▶ _Work to complete_: Records follow. Select each line holding "java".

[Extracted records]
☆ ☆ ☆ ☆ ☆

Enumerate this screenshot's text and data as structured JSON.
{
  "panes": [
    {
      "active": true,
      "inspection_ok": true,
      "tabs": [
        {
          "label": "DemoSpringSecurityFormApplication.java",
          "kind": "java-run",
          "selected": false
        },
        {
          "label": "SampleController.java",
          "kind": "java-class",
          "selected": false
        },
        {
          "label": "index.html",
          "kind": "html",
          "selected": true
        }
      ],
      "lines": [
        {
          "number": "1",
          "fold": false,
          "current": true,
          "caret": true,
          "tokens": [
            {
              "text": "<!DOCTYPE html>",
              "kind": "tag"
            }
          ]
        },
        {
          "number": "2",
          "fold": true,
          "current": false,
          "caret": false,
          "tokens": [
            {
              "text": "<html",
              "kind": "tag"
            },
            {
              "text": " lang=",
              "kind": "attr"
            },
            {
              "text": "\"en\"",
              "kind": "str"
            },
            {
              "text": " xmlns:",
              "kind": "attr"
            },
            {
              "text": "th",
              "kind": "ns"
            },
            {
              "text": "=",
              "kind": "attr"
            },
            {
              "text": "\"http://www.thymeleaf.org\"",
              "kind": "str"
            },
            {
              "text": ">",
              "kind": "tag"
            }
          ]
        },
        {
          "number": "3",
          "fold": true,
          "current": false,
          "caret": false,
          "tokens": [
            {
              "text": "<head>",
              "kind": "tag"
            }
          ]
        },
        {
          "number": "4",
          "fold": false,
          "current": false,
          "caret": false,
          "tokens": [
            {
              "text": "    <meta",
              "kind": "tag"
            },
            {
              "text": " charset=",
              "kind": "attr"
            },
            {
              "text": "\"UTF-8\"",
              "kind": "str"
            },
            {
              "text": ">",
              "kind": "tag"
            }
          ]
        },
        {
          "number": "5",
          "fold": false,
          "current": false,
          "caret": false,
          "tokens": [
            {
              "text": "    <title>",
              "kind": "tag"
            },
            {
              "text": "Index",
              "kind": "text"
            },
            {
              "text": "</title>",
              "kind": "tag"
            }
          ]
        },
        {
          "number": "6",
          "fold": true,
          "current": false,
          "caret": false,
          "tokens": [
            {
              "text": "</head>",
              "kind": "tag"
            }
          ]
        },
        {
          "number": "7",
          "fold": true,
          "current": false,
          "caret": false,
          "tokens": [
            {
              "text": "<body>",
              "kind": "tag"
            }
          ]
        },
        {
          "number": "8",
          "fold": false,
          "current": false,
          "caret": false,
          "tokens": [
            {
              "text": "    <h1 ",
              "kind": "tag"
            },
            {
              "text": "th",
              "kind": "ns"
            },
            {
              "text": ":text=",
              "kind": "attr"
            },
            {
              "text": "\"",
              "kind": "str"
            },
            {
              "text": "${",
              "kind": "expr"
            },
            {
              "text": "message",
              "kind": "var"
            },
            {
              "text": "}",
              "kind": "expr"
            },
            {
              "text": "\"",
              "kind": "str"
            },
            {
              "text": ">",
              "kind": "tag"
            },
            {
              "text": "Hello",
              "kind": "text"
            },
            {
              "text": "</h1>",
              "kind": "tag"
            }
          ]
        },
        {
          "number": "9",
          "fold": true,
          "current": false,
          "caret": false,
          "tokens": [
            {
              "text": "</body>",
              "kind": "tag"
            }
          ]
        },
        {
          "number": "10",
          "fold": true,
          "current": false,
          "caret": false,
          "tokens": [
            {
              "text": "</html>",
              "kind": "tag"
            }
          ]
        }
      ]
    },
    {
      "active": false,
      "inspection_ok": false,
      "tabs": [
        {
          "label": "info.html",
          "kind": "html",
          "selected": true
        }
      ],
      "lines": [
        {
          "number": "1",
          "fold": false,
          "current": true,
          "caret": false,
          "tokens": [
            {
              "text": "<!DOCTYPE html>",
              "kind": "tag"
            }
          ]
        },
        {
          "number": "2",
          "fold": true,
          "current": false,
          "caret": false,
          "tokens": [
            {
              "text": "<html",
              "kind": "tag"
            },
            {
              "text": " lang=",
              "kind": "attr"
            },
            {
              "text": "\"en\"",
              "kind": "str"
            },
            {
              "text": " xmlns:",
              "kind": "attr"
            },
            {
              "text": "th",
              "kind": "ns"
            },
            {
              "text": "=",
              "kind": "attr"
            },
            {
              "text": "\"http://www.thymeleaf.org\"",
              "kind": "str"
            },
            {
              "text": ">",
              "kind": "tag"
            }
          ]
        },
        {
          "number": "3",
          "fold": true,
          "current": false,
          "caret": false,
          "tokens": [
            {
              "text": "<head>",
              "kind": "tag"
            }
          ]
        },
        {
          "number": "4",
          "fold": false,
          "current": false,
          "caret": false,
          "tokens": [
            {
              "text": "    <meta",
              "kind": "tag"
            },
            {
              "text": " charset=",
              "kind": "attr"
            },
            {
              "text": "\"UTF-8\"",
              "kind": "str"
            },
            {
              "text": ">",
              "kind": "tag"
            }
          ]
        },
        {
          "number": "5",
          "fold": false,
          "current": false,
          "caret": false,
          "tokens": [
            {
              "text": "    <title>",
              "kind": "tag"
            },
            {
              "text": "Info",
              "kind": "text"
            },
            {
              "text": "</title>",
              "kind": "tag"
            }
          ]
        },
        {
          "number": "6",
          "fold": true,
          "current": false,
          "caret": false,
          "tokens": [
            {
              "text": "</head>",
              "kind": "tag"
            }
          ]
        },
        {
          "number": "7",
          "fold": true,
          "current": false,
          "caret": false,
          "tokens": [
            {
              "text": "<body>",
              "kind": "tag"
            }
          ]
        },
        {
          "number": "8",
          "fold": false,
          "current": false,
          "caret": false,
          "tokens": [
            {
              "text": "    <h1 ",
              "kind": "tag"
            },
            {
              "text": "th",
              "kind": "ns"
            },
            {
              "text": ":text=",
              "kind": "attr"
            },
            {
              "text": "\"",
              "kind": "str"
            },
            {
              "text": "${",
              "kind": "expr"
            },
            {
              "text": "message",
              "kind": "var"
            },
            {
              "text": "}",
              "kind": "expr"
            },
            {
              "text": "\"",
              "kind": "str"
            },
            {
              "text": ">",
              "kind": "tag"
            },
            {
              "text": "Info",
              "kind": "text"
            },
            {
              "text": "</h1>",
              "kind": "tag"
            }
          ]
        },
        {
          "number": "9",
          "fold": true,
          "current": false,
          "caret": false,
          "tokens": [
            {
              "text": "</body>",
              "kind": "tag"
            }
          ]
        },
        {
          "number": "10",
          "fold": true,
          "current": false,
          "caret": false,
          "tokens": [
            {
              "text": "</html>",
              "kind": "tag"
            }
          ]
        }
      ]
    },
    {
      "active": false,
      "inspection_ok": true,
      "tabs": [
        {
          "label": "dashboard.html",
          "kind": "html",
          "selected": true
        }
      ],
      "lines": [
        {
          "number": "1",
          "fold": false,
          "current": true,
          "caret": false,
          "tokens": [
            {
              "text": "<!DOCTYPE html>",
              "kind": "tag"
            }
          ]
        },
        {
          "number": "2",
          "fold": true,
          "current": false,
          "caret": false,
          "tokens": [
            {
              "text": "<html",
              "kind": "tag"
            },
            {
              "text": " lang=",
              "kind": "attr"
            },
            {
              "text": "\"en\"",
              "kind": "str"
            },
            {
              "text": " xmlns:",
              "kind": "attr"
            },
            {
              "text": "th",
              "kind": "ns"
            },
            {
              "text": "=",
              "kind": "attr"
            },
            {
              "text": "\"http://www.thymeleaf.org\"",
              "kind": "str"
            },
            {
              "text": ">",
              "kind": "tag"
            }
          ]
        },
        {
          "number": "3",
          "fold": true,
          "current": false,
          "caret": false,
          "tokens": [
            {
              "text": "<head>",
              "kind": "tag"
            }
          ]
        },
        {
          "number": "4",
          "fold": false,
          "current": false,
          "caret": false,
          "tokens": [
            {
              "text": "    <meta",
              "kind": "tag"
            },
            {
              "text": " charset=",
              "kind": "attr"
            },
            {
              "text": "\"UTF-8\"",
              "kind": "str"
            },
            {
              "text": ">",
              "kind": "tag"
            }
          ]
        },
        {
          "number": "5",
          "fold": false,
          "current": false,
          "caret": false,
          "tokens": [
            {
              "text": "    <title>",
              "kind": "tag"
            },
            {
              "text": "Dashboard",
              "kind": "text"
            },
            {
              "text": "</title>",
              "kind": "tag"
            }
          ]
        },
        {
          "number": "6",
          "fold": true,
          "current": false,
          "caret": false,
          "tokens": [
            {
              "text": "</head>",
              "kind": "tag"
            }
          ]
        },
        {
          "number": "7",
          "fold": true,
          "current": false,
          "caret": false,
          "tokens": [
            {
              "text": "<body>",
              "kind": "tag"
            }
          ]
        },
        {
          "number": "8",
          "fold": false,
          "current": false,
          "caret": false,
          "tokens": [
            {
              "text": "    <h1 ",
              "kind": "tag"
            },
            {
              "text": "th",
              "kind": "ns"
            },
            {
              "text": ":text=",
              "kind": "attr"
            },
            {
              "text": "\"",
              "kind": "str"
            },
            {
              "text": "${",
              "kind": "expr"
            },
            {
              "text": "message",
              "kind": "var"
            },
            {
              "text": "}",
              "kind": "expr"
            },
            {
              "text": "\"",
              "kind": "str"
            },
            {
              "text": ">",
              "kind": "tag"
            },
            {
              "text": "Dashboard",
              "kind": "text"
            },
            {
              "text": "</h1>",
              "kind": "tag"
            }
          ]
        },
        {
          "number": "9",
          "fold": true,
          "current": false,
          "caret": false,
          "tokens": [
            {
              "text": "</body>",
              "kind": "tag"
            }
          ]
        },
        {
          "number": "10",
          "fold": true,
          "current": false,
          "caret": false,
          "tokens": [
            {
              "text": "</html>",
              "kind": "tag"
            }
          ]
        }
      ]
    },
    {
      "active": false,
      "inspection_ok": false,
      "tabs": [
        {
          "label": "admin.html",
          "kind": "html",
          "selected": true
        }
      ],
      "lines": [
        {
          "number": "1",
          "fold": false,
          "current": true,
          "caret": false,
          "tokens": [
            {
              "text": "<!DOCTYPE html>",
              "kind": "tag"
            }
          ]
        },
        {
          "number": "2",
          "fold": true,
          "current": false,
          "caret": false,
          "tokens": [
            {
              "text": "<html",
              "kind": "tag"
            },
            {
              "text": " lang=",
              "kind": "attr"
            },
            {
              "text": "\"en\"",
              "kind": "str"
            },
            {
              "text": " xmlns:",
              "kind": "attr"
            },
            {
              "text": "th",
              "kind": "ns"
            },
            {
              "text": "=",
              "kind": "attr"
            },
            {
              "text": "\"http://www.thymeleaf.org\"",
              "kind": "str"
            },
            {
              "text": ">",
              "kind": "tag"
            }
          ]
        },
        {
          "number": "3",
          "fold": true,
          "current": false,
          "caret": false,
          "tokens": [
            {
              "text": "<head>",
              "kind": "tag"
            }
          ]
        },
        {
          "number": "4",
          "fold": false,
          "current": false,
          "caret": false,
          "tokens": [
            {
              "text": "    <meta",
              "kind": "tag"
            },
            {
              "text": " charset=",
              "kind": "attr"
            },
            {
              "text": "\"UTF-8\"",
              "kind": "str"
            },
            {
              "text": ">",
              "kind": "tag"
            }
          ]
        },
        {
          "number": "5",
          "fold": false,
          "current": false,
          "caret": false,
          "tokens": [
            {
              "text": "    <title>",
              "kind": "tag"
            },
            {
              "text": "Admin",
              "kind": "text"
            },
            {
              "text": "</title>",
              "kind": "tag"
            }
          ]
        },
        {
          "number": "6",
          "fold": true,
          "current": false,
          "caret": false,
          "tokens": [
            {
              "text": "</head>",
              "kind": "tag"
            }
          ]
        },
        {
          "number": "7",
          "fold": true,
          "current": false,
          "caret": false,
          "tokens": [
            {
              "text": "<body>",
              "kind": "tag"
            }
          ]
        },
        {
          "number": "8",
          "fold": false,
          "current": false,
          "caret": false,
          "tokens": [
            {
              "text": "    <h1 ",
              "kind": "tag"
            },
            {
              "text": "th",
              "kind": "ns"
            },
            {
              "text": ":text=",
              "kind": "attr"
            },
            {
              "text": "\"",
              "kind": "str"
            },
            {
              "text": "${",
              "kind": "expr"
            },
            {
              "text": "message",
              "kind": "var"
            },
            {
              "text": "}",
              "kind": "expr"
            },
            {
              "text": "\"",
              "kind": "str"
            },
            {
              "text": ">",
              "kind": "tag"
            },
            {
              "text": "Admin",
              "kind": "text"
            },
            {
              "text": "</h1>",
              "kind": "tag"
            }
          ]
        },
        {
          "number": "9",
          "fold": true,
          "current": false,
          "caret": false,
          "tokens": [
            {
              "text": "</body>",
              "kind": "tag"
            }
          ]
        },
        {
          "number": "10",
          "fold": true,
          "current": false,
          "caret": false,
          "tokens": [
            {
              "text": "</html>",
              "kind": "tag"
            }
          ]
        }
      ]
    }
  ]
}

☆ ☆ ☆ ☆ ☆

▶ _Solution for this task_:
          "label": "DemoSpringSecurityFormApplication.java",
          "kind": "java-run",
          "label": "SampleController.java",
          "kind": "java-class",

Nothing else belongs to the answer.